# Start of Provided data

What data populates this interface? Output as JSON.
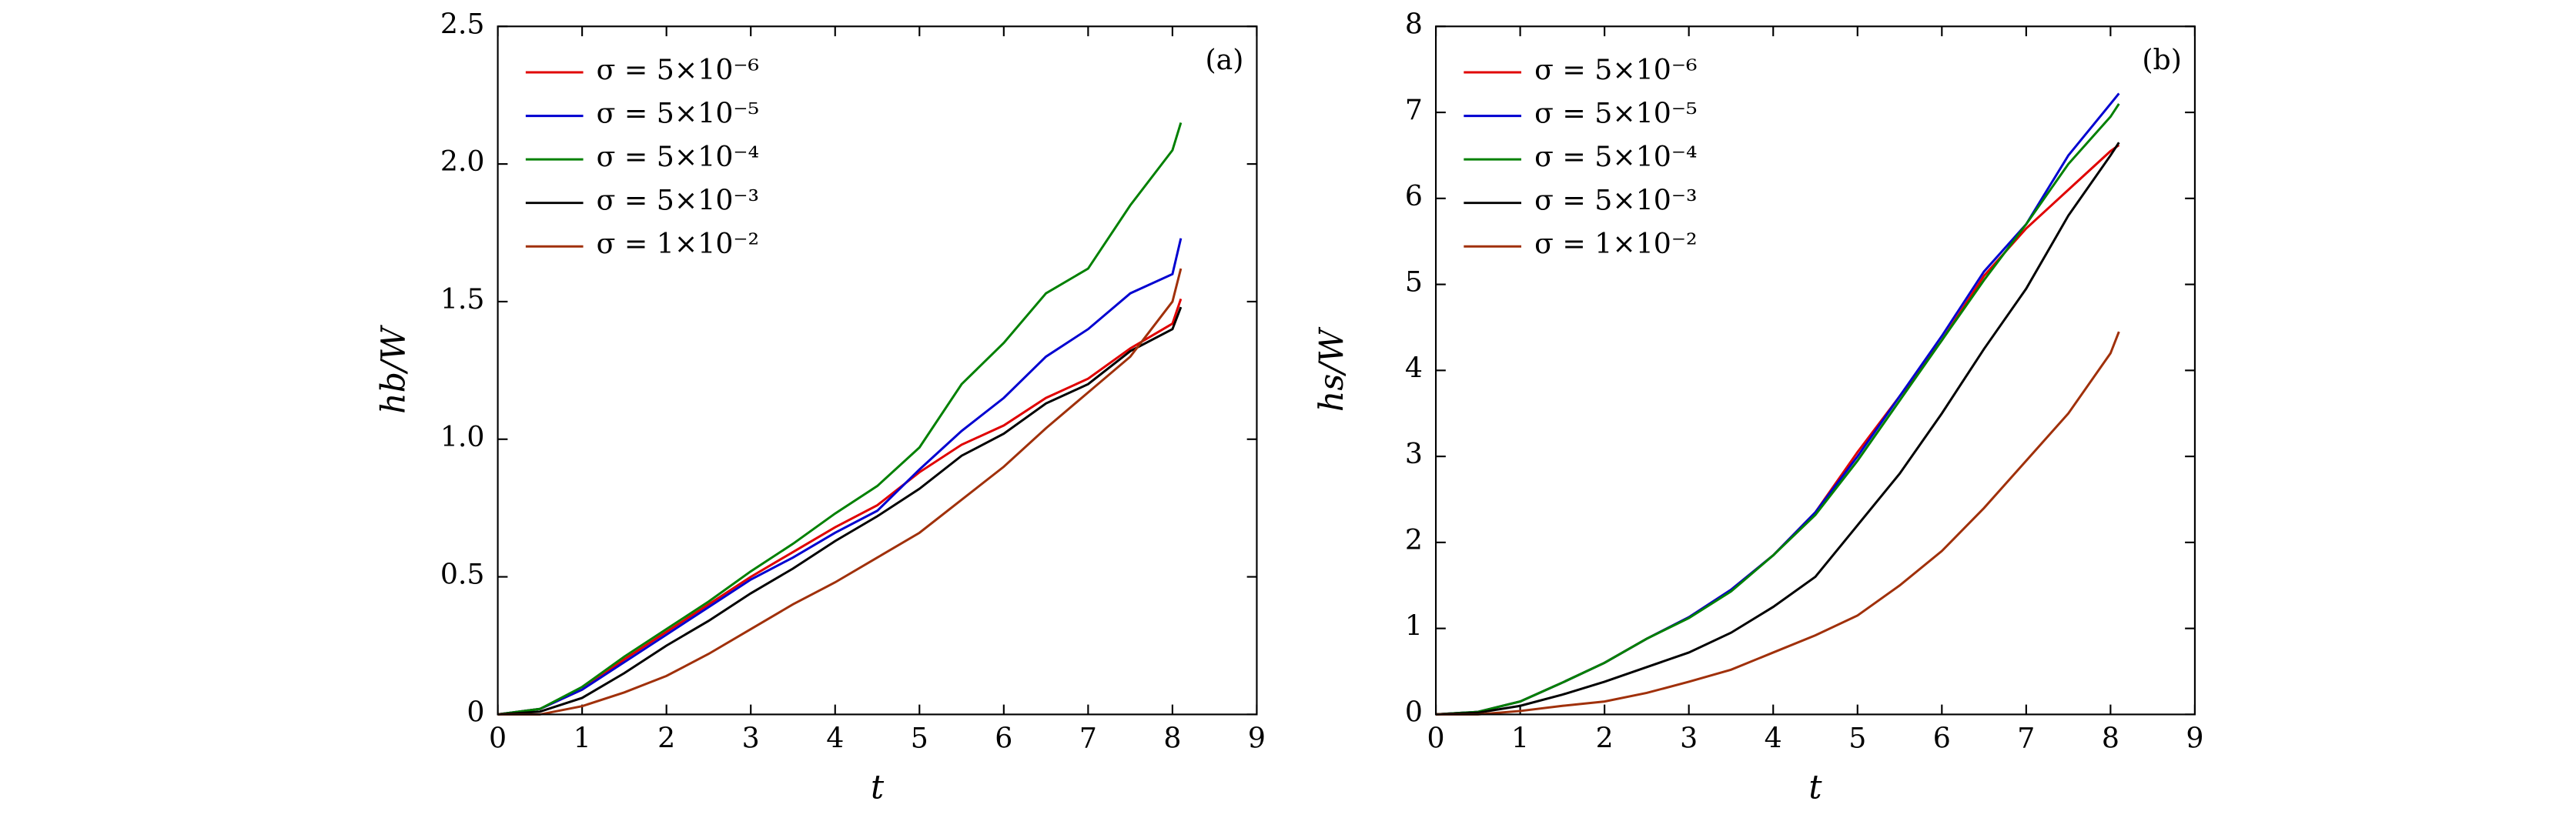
{
  "chart_data": [
    {
      "type": "line",
      "annotation": "(a)",
      "x_label": "t",
      "y_label": "hb/W",
      "x": [
        0,
        0.5,
        1,
        1.5,
        2,
        2.5,
        3,
        3.5,
        4,
        4.5,
        5,
        5.5,
        6,
        6.5,
        7,
        7.5,
        8,
        8.1
      ],
      "xlim": [
        0,
        9
      ],
      "xticks": [
        0,
        1,
        2,
        3,
        4,
        5,
        6,
        7,
        8,
        9
      ],
      "ylim": [
        0,
        2.5
      ],
      "yticks": [
        0,
        0.5,
        {
          "value": 1,
          "label": "1.0"
        },
        1.5,
        {
          "value": 2,
          "label": "2.0"
        },
        2.5
      ],
      "legend": "upper left",
      "series": [
        {
          "name": "σ = 5×10⁻⁶",
          "color": "#e00000",
          "values": [
            0,
            0.02,
            0.09,
            0.2,
            0.3,
            0.4,
            0.5,
            0.59,
            0.68,
            0.76,
            0.88,
            0.98,
            1.05,
            1.15,
            1.22,
            1.33,
            1.42,
            1.51
          ]
        },
        {
          "name": "σ = 5×10⁻⁵",
          "color": "#0000d0",
          "values": [
            0,
            0.02,
            0.09,
            0.19,
            0.29,
            0.39,
            0.49,
            0.57,
            0.66,
            0.74,
            0.89,
            1.03,
            1.15,
            1.3,
            1.4,
            1.53,
            1.6,
            1.73
          ]
        },
        {
          "name": "σ = 5×10⁻⁴",
          "color": "#008000",
          "values": [
            0,
            0.02,
            0.1,
            0.21,
            0.31,
            0.41,
            0.52,
            0.62,
            0.73,
            0.83,
            0.97,
            1.2,
            1.35,
            1.53,
            1.62,
            1.85,
            2.05,
            2.15
          ]
        },
        {
          "name": "σ = 5×10⁻³",
          "color": "#000000",
          "values": [
            0,
            0.01,
            0.06,
            0.15,
            0.25,
            0.34,
            0.44,
            0.53,
            0.63,
            0.72,
            0.82,
            0.94,
            1.02,
            1.13,
            1.2,
            1.32,
            1.4,
            1.48
          ]
        },
        {
          "name": "σ = 1×10⁻²",
          "color": "#a0300a",
          "values": [
            0,
            0,
            0.03,
            0.08,
            0.14,
            0.22,
            0.31,
            0.4,
            0.48,
            0.57,
            0.66,
            0.78,
            0.9,
            1.04,
            1.17,
            1.3,
            1.5,
            1.62
          ]
        }
      ]
    },
    {
      "type": "line",
      "annotation": "(b)",
      "x_label": "t",
      "y_label": "hs/W",
      "x": [
        0,
        0.5,
        1,
        1.5,
        2,
        2.5,
        3,
        3.5,
        4,
        4.5,
        5,
        5.5,
        6,
        6.5,
        7,
        7.5,
        8,
        8.1
      ],
      "xlim": [
        0,
        9
      ],
      "xticks": [
        0,
        1,
        2,
        3,
        4,
        5,
        6,
        7,
        8,
        9
      ],
      "ylim": [
        0,
        8
      ],
      "yticks": [
        0,
        1,
        2,
        3,
        4,
        5,
        6,
        7,
        8
      ],
      "legend": "upper left",
      "series": [
        {
          "name": "σ = 5×10⁻⁶",
          "color": "#e00000",
          "values": [
            0,
            0.03,
            0.15,
            0.37,
            0.6,
            0.88,
            1.13,
            1.45,
            1.85,
            2.35,
            3.05,
            3.7,
            4.35,
            5.1,
            5.65,
            6.1,
            6.55,
            6.62
          ]
        },
        {
          "name": "σ = 5×10⁻⁵",
          "color": "#0000d0",
          "values": [
            0,
            0.03,
            0.15,
            0.37,
            0.6,
            0.88,
            1.13,
            1.45,
            1.85,
            2.35,
            3.0,
            3.7,
            4.4,
            5.15,
            5.7,
            6.5,
            7.1,
            7.22
          ]
        },
        {
          "name": "σ = 5×10⁻⁴",
          "color": "#008000",
          "values": [
            0,
            0.03,
            0.15,
            0.37,
            0.6,
            0.88,
            1.12,
            1.43,
            1.85,
            2.32,
            2.95,
            3.65,
            4.35,
            5.05,
            5.7,
            6.4,
            6.95,
            7.1
          ]
        },
        {
          "name": "σ = 5×10⁻³",
          "color": "#000000",
          "values": [
            0,
            0.02,
            0.1,
            0.23,
            0.38,
            0.55,
            0.72,
            0.95,
            1.25,
            1.6,
            2.2,
            2.8,
            3.5,
            4.25,
            4.95,
            5.8,
            6.5,
            6.65
          ]
        },
        {
          "name": "σ = 1×10⁻²",
          "color": "#a0300a",
          "values": [
            0,
            0,
            0.04,
            0.1,
            0.15,
            0.25,
            0.38,
            0.52,
            0.72,
            0.92,
            1.15,
            1.5,
            1.9,
            2.4,
            2.95,
            3.5,
            4.2,
            4.45
          ]
        }
      ]
    }
  ]
}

# End of Provided data

▶ **Task details**
Copy each line in full and exactly, omitting any picture.

▶ **Solution for this problem**
What data populates this interface? Output as JSON.
{
  "chart_data": [
    {
      "type": "line",
      "annotation": "(a)",
      "x_label": "t",
      "y_label": "hb/W",
      "x": [
        0,
        0.5,
        1,
        1.5,
        2,
        2.5,
        3,
        3.5,
        4,
        4.5,
        5,
        5.5,
        6,
        6.5,
        7,
        7.5,
        8,
        8.1
      ],
      "xlim": [
        0,
        9
      ],
      "xticks": [
        0,
        1,
        2,
        3,
        4,
        5,
        6,
        7,
        8,
        9
      ],
      "ylim": [
        0,
        2.5
      ],
      "yticks": [
        0,
        0.5,
        {
          "value": 1,
          "label": "1.0"
        },
        1.5,
        {
          "value": 2,
          "label": "2.0"
        },
        2.5
      ],
      "legend": "upper left",
      "series": [
        {
          "name": "σ = 5×10⁻⁶",
          "color": "#e00000",
          "values": [
            0,
            0.02,
            0.09,
            0.2,
            0.3,
            0.4,
            0.5,
            0.59,
            0.68,
            0.76,
            0.88,
            0.98,
            1.05,
            1.15,
            1.22,
            1.33,
            1.42,
            1.51
          ]
        },
        {
          "name": "σ = 5×10⁻⁵",
          "color": "#0000d0",
          "values": [
            0,
            0.02,
            0.09,
            0.19,
            0.29,
            0.39,
            0.49,
            0.57,
            0.66,
            0.74,
            0.89,
            1.03,
            1.15,
            1.3,
            1.4,
            1.53,
            1.6,
            1.73
          ]
        },
        {
          "name": "σ = 5×10⁻⁴",
          "color": "#008000",
          "values": [
            0,
            0.02,
            0.1,
            0.21,
            0.31,
            0.41,
            0.52,
            0.62,
            0.73,
            0.83,
            0.97,
            1.2,
            1.35,
            1.53,
            1.62,
            1.85,
            2.05,
            2.15
          ]
        },
        {
          "name": "σ = 5×10⁻³",
          "color": "#000000",
          "values": [
            0,
            0.01,
            0.06,
            0.15,
            0.25,
            0.34,
            0.44,
            0.53,
            0.63,
            0.72,
            0.82,
            0.94,
            1.02,
            1.13,
            1.2,
            1.32,
            1.4,
            1.48
          ]
        },
        {
          "name": "σ = 1×10⁻²",
          "color": "#a0300a",
          "values": [
            0,
            0,
            0.03,
            0.08,
            0.14,
            0.22,
            0.31,
            0.4,
            0.48,
            0.57,
            0.66,
            0.78,
            0.9,
            1.04,
            1.17,
            1.3,
            1.5,
            1.62
          ]
        }
      ]
    },
    {
      "type": "line",
      "annotation": "(b)",
      "x_label": "t",
      "y_label": "hs/W",
      "x": [
        0,
        0.5,
        1,
        1.5,
        2,
        2.5,
        3,
        3.5,
        4,
        4.5,
        5,
        5.5,
        6,
        6.5,
        7,
        7.5,
        8,
        8.1
      ],
      "xlim": [
        0,
        9
      ],
      "xticks": [
        0,
        1,
        2,
        3,
        4,
        5,
        6,
        7,
        8,
        9
      ],
      "ylim": [
        0,
        8
      ],
      "yticks": [
        0,
        1,
        2,
        3,
        4,
        5,
        6,
        7,
        8
      ],
      "legend": "upper left",
      "series": [
        {
          "name": "σ = 5×10⁻⁶",
          "color": "#e00000",
          "values": [
            0,
            0.03,
            0.15,
            0.37,
            0.6,
            0.88,
            1.13,
            1.45,
            1.85,
            2.35,
            3.05,
            3.7,
            4.35,
            5.1,
            5.65,
            6.1,
            6.55,
            6.62
          ]
        },
        {
          "name": "σ = 5×10⁻⁵",
          "color": "#0000d0",
          "values": [
            0,
            0.03,
            0.15,
            0.37,
            0.6,
            0.88,
            1.13,
            1.45,
            1.85,
            2.35,
            3.0,
            3.7,
            4.4,
            5.15,
            5.7,
            6.5,
            7.1,
            7.22
          ]
        },
        {
          "name": "σ = 5×10⁻⁴",
          "color": "#008000",
          "values": [
            0,
            0.03,
            0.15,
            0.37,
            0.6,
            0.88,
            1.12,
            1.43,
            1.85,
            2.32,
            2.95,
            3.65,
            4.35,
            5.05,
            5.7,
            6.4,
            6.95,
            7.1
          ]
        },
        {
          "name": "σ = 5×10⁻³",
          "color": "#000000",
          "values": [
            0,
            0.02,
            0.1,
            0.23,
            0.38,
            0.55,
            0.72,
            0.95,
            1.25,
            1.6,
            2.2,
            2.8,
            3.5,
            4.25,
            4.95,
            5.8,
            6.5,
            6.65
          ]
        },
        {
          "name": "σ = 1×10⁻²",
          "color": "#a0300a",
          "values": [
            0,
            0,
            0.04,
            0.1,
            0.15,
            0.25,
            0.38,
            0.52,
            0.72,
            0.92,
            1.15,
            1.5,
            1.9,
            2.4,
            2.95,
            3.5,
            4.2,
            4.45
          ]
        }
      ]
    }
  ]
}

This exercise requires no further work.